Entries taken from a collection
--- START ---

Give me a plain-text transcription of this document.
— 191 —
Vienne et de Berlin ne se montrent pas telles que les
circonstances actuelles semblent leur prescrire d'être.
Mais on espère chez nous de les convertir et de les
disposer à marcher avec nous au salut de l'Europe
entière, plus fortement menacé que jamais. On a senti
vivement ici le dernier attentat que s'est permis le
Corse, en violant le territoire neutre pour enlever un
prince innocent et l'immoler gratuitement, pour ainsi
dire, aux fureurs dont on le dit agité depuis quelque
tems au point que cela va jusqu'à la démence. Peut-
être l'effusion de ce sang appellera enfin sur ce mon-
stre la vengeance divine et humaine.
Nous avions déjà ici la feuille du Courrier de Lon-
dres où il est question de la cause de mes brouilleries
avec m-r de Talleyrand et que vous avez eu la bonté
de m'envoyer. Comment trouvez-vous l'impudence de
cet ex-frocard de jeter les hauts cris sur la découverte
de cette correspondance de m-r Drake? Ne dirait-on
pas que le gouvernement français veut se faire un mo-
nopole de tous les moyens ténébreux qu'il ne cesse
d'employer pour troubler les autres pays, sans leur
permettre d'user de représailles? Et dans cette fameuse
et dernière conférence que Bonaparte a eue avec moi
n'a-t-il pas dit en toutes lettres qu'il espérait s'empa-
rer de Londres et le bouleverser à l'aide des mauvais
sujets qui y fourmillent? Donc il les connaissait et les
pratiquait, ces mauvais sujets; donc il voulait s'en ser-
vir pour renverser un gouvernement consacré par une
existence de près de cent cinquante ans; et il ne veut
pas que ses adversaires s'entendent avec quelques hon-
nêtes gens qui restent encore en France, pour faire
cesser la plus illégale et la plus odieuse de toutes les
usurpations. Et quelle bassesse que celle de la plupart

--- END ---

> **Problem description**:
Write out every line of the listing that holds the word "sujets".

> **Output**:
sujets qui y fourmillent? Donc il les connaissait et les
pratiquait, ces mauvais sujets; donc il voulait s'en ser-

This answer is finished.